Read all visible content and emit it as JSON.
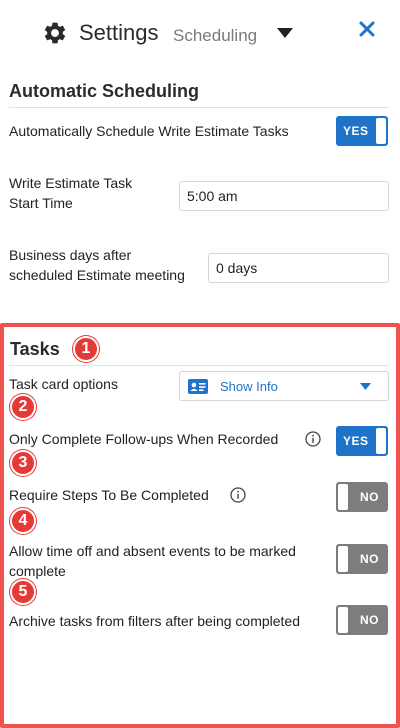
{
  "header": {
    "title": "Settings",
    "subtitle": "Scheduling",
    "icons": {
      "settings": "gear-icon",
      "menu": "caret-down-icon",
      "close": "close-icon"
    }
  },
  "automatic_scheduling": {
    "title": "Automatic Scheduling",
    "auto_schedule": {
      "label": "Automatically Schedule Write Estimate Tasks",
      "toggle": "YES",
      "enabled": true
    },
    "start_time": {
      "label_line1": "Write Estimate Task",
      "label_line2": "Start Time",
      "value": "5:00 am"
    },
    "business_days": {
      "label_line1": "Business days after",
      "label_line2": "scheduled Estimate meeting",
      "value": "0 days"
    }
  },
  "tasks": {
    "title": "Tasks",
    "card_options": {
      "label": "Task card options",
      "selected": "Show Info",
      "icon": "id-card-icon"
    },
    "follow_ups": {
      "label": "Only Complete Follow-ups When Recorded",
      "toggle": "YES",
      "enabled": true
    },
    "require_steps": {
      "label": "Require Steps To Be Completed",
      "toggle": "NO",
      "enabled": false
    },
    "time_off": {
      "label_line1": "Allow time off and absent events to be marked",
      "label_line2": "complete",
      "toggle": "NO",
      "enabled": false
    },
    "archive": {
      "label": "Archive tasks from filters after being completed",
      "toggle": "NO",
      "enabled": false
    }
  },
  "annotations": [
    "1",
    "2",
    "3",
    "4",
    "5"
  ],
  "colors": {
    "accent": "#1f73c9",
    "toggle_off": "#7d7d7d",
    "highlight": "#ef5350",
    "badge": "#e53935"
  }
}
--
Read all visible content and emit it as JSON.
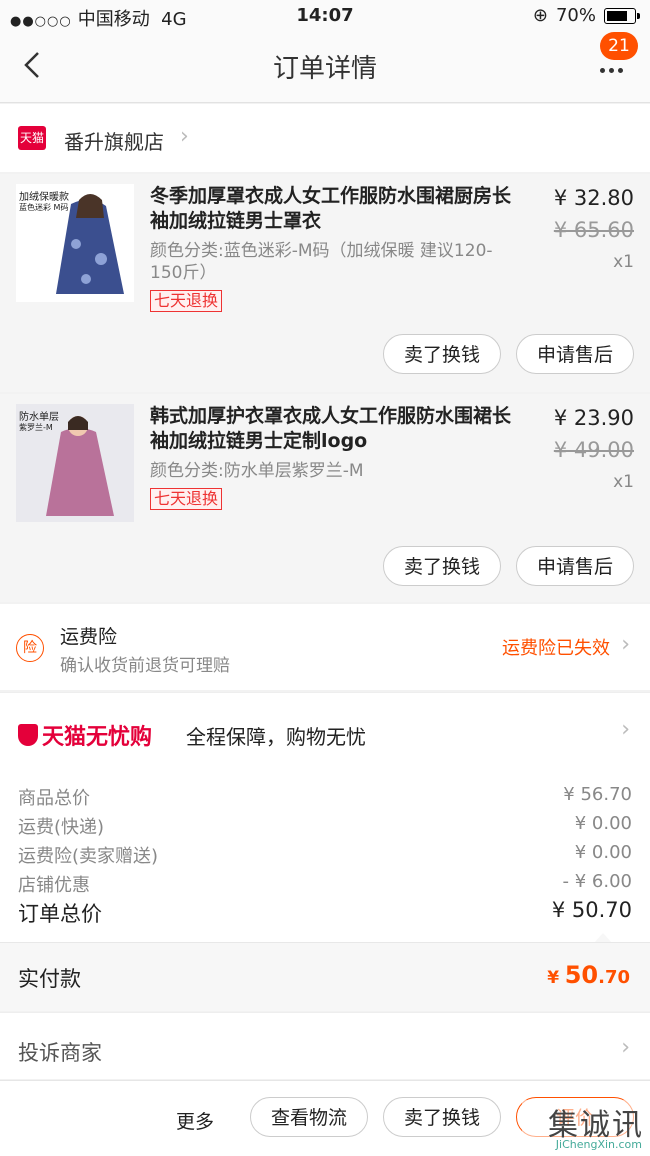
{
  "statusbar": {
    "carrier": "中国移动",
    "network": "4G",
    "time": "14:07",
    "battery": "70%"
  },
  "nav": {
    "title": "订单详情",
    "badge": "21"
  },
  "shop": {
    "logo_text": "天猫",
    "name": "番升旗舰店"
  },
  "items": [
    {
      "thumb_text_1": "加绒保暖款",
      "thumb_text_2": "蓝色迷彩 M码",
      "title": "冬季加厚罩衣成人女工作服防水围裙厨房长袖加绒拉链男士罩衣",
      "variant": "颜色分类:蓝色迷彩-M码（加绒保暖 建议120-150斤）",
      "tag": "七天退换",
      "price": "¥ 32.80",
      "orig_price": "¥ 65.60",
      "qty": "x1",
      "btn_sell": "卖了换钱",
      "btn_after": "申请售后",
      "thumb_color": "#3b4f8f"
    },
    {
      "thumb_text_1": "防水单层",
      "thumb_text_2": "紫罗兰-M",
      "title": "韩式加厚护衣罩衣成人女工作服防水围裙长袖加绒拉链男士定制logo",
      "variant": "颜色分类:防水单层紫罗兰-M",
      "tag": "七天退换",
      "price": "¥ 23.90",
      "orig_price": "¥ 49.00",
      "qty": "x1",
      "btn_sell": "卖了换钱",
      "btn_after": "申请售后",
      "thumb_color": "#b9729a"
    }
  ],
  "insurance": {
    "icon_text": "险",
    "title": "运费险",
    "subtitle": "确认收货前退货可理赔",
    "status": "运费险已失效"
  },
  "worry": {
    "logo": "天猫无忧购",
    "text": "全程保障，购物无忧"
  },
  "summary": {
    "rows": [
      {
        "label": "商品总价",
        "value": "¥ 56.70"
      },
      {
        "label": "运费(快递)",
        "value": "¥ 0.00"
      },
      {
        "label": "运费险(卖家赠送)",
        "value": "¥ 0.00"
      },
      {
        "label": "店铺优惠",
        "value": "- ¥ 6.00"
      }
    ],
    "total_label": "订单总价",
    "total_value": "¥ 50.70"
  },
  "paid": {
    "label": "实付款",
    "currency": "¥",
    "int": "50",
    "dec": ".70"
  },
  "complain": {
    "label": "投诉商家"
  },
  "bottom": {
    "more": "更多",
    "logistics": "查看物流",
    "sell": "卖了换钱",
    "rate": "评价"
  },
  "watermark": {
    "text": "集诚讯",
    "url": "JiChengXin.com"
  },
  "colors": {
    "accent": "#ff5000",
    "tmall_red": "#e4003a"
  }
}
---
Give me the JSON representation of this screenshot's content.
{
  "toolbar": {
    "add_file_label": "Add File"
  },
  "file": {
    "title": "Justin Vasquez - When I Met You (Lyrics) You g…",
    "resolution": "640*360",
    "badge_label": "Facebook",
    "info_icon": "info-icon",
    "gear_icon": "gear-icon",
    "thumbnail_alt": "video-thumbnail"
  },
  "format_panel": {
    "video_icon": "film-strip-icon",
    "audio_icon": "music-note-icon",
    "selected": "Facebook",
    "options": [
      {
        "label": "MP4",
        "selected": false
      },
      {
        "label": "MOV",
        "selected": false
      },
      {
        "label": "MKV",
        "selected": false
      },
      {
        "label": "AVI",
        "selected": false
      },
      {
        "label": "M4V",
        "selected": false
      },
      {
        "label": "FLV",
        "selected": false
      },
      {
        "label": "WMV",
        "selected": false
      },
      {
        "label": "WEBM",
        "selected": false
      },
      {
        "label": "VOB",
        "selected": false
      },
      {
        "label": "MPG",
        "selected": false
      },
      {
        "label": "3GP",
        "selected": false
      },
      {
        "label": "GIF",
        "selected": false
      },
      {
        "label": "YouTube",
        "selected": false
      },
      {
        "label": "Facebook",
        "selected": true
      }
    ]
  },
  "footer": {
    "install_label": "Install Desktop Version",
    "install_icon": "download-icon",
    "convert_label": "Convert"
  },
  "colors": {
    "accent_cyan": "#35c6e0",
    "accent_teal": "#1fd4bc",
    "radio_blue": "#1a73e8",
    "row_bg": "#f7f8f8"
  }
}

# Stated exercise
Look for the word "gear" and return every line where it occurs.

# Correct response
      "settings": "gear-icon",
    "gear_icon": "gear-icon",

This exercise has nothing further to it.